◆ What the task asks
Return all lines in the material below that contain "axis".
— START OF Source records —
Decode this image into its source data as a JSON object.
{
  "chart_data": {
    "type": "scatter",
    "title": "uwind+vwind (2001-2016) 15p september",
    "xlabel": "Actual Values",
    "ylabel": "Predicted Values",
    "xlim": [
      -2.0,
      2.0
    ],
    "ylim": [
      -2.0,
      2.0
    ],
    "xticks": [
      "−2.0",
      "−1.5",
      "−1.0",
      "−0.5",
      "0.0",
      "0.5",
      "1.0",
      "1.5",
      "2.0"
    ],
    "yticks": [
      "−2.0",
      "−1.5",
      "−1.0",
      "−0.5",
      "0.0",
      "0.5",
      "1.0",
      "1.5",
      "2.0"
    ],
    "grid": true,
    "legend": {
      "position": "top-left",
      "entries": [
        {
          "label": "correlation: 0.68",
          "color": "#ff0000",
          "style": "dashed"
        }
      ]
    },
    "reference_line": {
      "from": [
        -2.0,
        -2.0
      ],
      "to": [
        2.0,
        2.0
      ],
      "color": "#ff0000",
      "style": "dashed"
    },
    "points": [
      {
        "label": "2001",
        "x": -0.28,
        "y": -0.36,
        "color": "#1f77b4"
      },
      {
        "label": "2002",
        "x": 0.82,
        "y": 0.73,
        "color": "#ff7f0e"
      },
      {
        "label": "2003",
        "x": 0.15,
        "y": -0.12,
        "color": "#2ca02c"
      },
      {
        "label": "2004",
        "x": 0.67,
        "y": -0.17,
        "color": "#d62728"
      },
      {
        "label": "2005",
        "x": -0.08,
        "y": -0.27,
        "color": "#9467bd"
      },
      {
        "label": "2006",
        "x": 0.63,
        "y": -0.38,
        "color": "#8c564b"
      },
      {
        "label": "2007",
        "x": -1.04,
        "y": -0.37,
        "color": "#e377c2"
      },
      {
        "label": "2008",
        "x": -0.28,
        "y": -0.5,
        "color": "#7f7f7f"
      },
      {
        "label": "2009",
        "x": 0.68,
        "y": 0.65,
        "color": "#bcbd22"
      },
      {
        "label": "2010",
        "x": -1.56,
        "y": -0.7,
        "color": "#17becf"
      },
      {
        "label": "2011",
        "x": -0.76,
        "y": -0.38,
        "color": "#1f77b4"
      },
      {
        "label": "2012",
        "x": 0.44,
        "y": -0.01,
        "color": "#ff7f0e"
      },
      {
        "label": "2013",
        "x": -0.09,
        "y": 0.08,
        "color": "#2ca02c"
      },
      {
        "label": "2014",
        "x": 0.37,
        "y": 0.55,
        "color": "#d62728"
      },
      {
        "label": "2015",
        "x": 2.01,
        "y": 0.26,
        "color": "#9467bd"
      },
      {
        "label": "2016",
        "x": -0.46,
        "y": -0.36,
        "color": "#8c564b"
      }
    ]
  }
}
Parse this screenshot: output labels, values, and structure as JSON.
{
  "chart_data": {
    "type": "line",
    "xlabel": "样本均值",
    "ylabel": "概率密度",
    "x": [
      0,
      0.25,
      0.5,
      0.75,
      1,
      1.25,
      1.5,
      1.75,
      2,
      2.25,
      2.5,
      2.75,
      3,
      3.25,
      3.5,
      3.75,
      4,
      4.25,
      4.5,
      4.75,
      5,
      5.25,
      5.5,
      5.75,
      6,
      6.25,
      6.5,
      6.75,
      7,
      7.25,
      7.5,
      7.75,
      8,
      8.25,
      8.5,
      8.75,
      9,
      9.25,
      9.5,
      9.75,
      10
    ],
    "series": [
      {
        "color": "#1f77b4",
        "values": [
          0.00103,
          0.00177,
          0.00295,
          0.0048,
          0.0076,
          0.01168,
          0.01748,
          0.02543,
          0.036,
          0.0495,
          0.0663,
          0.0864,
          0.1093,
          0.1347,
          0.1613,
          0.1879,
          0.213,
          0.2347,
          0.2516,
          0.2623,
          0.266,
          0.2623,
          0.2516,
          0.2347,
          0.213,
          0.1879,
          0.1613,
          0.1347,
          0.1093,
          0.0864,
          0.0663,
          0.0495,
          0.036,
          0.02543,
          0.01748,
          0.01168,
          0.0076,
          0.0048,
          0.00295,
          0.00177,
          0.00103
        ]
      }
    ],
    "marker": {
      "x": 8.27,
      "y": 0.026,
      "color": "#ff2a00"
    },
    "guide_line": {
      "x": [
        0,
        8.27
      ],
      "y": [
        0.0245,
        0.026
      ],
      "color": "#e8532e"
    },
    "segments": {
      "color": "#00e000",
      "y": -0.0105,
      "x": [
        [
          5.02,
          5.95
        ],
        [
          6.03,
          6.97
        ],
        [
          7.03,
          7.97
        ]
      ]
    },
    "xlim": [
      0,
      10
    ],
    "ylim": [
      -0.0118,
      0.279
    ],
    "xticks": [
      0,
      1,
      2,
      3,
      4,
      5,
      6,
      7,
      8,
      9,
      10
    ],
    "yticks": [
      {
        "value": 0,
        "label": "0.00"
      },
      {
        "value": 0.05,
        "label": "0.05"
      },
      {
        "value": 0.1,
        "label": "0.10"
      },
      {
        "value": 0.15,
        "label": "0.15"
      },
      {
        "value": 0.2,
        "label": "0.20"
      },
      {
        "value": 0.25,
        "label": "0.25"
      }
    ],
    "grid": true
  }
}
— END OF Source records —
— START OF Source records —
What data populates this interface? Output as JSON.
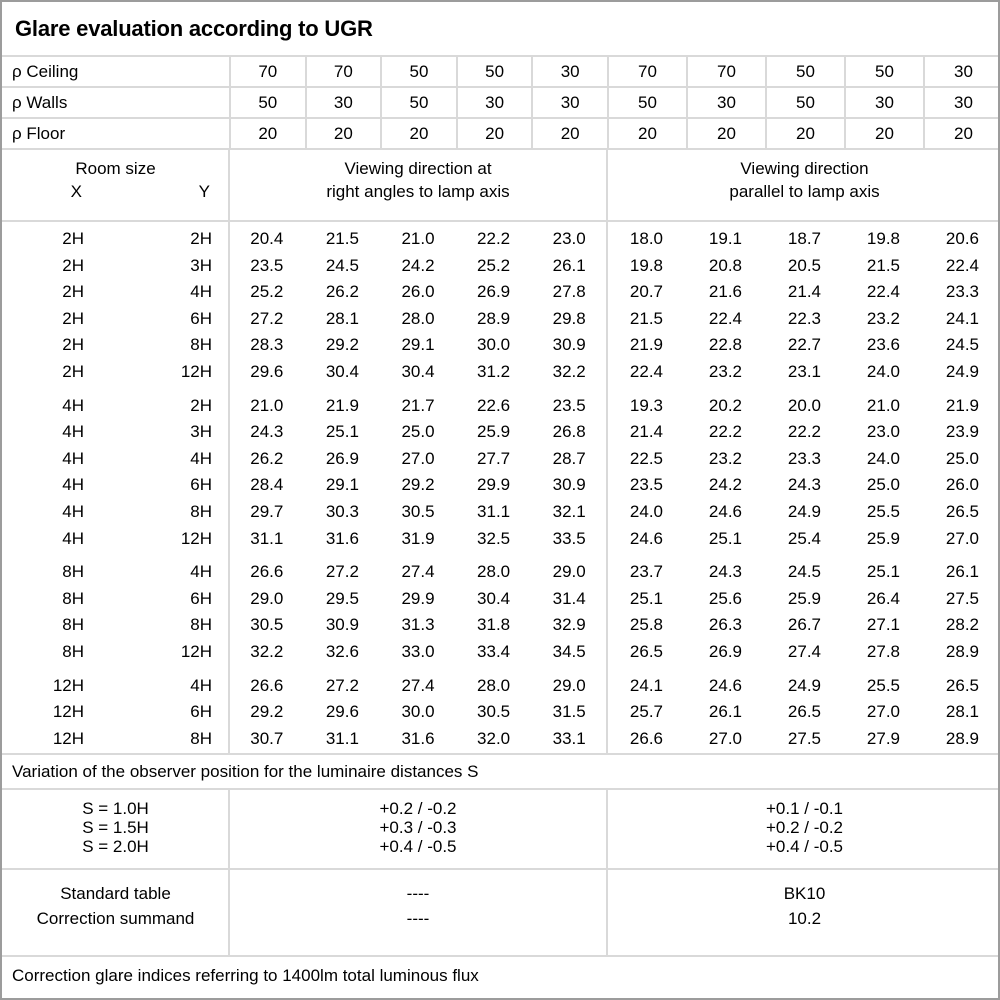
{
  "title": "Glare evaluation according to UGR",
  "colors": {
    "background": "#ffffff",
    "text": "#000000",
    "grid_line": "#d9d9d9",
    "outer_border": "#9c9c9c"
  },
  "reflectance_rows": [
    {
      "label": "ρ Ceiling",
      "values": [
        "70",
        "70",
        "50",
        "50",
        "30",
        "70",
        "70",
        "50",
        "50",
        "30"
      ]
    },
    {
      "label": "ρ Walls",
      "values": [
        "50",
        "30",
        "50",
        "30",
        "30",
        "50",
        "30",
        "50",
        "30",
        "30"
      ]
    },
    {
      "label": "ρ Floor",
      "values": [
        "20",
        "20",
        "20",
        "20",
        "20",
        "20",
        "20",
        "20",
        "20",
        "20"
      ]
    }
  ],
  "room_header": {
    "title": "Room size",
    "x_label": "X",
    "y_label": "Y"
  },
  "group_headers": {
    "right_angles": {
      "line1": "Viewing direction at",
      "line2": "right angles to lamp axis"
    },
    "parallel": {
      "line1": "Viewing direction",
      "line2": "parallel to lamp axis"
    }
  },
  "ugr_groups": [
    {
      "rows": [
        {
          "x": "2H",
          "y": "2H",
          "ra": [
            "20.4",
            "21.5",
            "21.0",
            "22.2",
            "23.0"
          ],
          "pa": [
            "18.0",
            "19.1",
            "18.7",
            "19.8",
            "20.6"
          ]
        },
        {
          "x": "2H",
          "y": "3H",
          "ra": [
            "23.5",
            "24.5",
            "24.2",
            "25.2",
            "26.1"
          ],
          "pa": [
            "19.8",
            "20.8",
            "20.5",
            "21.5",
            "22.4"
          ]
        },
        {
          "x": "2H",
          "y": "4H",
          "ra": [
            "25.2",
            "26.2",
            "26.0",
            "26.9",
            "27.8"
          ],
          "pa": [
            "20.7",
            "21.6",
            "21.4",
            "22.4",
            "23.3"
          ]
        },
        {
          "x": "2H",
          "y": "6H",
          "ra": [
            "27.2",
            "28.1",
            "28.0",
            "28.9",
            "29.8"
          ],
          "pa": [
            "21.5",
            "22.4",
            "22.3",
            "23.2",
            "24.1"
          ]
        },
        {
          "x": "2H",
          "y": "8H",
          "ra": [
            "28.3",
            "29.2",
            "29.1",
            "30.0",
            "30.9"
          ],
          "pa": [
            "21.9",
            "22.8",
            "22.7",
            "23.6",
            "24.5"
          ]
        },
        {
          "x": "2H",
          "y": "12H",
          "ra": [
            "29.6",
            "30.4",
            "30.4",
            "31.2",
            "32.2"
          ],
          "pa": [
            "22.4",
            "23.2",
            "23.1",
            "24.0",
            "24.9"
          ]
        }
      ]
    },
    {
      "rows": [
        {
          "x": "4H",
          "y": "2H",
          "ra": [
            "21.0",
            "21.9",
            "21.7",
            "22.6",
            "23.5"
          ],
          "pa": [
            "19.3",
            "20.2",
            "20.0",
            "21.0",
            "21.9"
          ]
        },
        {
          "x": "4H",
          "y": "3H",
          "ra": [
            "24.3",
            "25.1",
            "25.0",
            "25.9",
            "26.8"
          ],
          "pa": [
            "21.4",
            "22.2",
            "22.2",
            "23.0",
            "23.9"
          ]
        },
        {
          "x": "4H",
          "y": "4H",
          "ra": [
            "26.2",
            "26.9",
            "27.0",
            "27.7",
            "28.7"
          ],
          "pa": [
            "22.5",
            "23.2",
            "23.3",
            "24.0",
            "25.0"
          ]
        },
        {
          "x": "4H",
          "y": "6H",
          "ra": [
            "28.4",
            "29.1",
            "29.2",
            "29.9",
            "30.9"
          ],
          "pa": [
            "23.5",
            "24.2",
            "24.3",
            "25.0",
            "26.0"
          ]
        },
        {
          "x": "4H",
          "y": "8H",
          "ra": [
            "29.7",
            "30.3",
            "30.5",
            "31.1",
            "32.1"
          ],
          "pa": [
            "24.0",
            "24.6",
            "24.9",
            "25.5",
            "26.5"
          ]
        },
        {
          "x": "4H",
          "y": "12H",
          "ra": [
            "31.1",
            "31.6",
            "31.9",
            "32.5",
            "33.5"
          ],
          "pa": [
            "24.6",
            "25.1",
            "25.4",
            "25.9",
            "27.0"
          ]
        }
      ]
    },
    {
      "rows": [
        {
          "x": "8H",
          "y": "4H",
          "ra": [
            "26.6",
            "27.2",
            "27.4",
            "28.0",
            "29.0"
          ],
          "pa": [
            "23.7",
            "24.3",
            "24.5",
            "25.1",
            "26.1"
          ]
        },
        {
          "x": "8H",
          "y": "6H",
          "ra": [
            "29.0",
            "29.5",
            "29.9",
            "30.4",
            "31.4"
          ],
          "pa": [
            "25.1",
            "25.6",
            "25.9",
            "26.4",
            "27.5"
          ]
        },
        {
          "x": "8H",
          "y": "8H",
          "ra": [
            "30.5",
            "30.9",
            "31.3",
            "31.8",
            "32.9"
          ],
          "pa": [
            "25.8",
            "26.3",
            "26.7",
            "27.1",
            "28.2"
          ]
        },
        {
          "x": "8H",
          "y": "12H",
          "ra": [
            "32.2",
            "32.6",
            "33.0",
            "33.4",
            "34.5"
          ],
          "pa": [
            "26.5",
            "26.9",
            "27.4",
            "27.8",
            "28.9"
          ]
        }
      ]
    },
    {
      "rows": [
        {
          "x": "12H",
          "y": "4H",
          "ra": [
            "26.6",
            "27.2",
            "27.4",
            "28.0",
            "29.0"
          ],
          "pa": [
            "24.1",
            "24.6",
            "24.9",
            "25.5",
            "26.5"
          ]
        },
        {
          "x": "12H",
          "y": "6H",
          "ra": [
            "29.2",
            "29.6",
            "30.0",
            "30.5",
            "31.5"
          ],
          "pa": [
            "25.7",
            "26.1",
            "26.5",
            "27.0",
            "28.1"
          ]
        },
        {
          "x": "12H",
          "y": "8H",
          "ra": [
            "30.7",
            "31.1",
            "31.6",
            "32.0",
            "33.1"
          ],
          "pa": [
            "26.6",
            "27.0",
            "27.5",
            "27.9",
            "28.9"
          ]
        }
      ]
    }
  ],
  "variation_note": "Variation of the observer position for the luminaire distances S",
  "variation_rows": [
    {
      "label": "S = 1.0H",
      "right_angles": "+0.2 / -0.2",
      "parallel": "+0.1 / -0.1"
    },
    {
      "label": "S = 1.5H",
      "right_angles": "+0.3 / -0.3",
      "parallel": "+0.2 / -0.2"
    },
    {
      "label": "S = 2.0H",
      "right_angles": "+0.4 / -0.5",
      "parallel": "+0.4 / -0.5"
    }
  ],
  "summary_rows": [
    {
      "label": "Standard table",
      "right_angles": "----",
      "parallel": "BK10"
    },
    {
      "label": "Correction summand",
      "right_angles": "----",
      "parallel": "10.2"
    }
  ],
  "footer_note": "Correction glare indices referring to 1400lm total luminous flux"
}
— END OF Source records —
— START OF Source records —
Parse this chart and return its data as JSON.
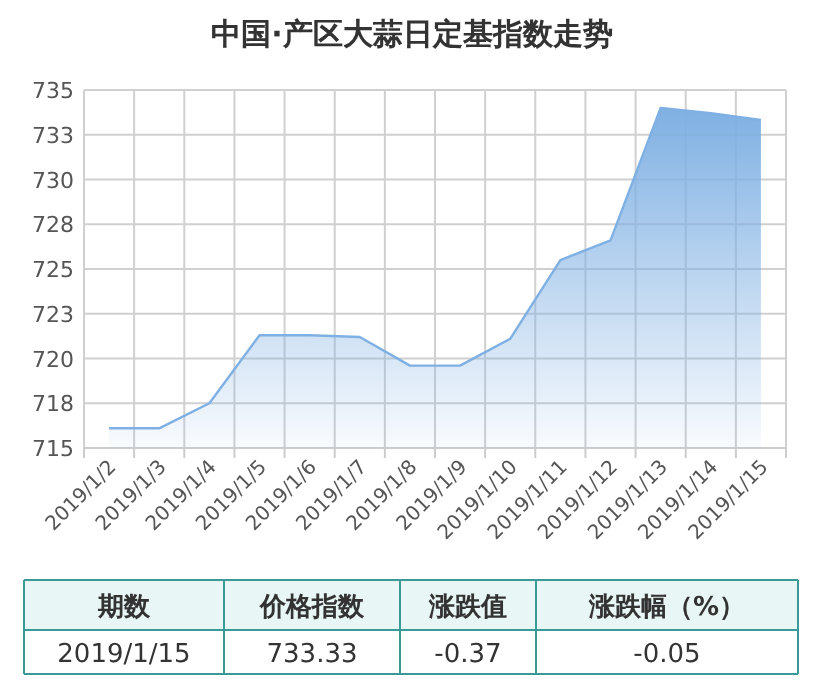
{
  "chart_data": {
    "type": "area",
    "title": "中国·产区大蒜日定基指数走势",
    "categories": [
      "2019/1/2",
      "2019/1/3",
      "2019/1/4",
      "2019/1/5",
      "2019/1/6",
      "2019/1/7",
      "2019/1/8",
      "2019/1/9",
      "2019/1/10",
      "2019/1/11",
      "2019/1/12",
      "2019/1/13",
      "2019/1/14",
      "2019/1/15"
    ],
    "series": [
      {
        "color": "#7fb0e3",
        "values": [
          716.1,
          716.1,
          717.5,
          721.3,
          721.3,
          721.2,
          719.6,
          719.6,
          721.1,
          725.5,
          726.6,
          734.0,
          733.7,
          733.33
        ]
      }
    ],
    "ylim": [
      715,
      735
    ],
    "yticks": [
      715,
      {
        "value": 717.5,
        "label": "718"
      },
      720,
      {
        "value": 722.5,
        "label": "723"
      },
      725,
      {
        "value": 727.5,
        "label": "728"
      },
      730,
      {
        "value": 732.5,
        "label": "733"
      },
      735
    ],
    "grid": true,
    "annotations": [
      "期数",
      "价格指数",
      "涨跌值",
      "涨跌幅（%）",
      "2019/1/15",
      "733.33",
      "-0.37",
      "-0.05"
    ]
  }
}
— END OF Source records —
◆ Written response
      "line2": "right angles to lamp axis"
      "line2": "parallel to lamp axis"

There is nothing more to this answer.